==== Data for this task ====
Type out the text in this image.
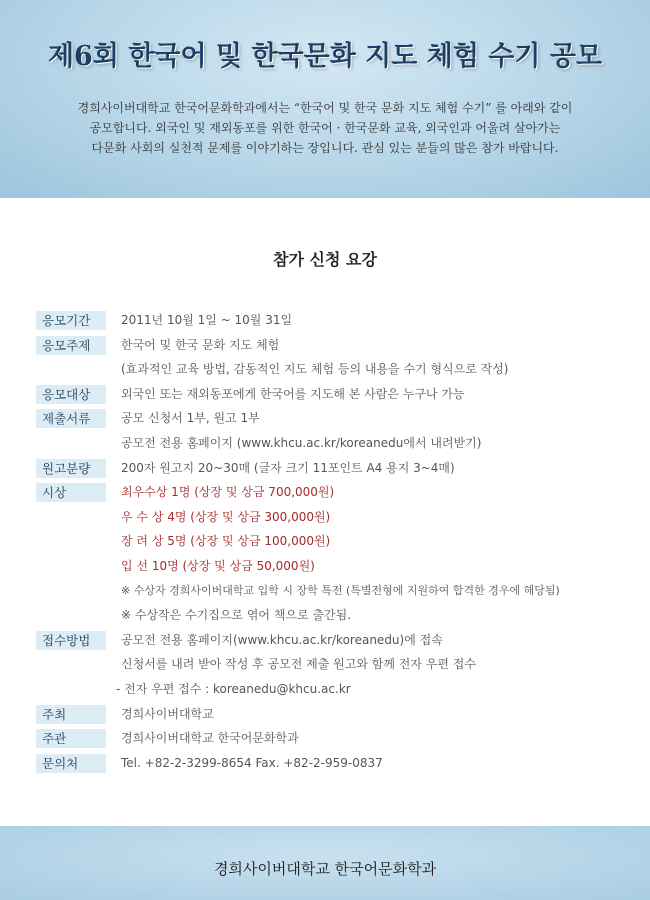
제6회 한국어 및 한국문화 지도 체험 수기 공모

경희사이버대학교 한국어문화학과에서는 “한국어 및 한국 문화 지도 체험 수기” 를 아래와 같이
공모합니다. 외국인 및 재외동포를 위한 한국어 · 한국문화 교육, 외국인과 어울려 살아가는
다문화 사회의 실천적 문제를 이야기하는 장입니다. 관심 있는 분들의 많은 참가 바랍니다.

참가 신청 요강
응모기간	2011년 10월 1일 ~ 10월 31일
응모주제	한국어 및 한국 문화 지도 체험
(효과적인 교육 방법, 감동적인 지도 체험 등의 내용을 수기 형식으로 작성)
응모대상	외국인 또는 재외동포에게 한국어를 지도해 본 사람은 누구나 가능
제출서류	공모 신청서 1부, 원고 1부
공모전 전용 홈페이지 (www.khcu.ac.kr/koreanedu에서 내려받기)
원고분량	200자 원고지 20~30매 (글자 크기 11포인트 A4 용지 3~4매)
시상	최우수상 1명 (상장 및 상금 700,000원)
우 수 상 4명 (상장 및 상금 300,000원)
장 려 상 5명 (상장 및 상금 100,000원)
입 선 10명 (상장 및 상금 50,000원)
※ 수상자 경희사이버대학교 입학 시 장학 특전 (특별전형에 지원하여 합격한 경우에 해당됨)
※ 수상작은 수기집으로 엮어 책으로 출간됨.
접수방법	공모전 전용 홈페이지(www.khcu.ac.kr/koreanedu)에 접속
신청서를 내려 받아 작성 후 공모전 제출 원고와 함께 전자 우편 접수
- 전자 우편 접수 : koreanedu@khcu.ac.kr
주최	경희사이버대학교
주관	경희사이버대학교 한국어문화학과
문의처	Tel. +82-2-3299-8654 Fax. +82-2-959-0837

경희사이버대학교 한국어문화학과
====
* [Work to complete]:
Reproduce the material above in full and without alteration, but skip all pictures.

* [Expected answer]:
Type out the text in this image.
제6회 한국어 및 한국문화 지도 체험 수기 공모

경희사이버대학교 한국어문화학과에서는 “한국어 및 한국 문화 지도 체험 수기” 를 아래와 같이
공모합니다. 외국인 및 재외동포를 위한 한국어 · 한국문화 교육, 외국인과 어울려 살아가는
다문화 사회의 실천적 문제를 이야기하는 장입니다. 관심 있는 분들의 많은 참가 바랍니다.

참가 신청 요강
응모기간	2011년 10월 1일 ~ 10월 31일
응모주제	한국어 및 한국 문화 지도 체험
(효과적인 교육 방법, 감동적인 지도 체험 등의 내용을 수기 형식으로 작성)
응모대상	외국인 또는 재외동포에게 한국어를 지도해 본 사람은 누구나 가능
제출서류	공모 신청서 1부, 원고 1부
공모전 전용 홈페이지 (www.khcu.ac.kr/koreanedu에서 내려받기)
원고분량	200자 원고지 20~30매 (글자 크기 11포인트 A4 용지 3~4매)
시상	최우수상 1명 (상장 및 상금 700,000원)
우 수 상 4명 (상장 및 상금 300,000원)
장 려 상 5명 (상장 및 상금 100,000원)
입 선 10명 (상장 및 상금 50,000원)
※ 수상자 경희사이버대학교 입학 시 장학 특전 (특별전형에 지원하여 합격한 경우에 해당됨)
※ 수상작은 수기집으로 엮어 책으로 출간됨.
접수방법	공모전 전용 홈페이지(www.khcu.ac.kr/koreanedu)에 접속
신청서를 내려 받아 작성 후 공모전 제출 원고와 함께 전자 우편 접수
- 전자 우편 접수 : koreanedu@khcu.ac.kr
주최	경희사이버대학교
주관	경희사이버대학교 한국어문화학과
문의처	Tel. +82-2-3299-8654 Fax. +82-2-959-0837

경희사이버대학교 한국어문화학과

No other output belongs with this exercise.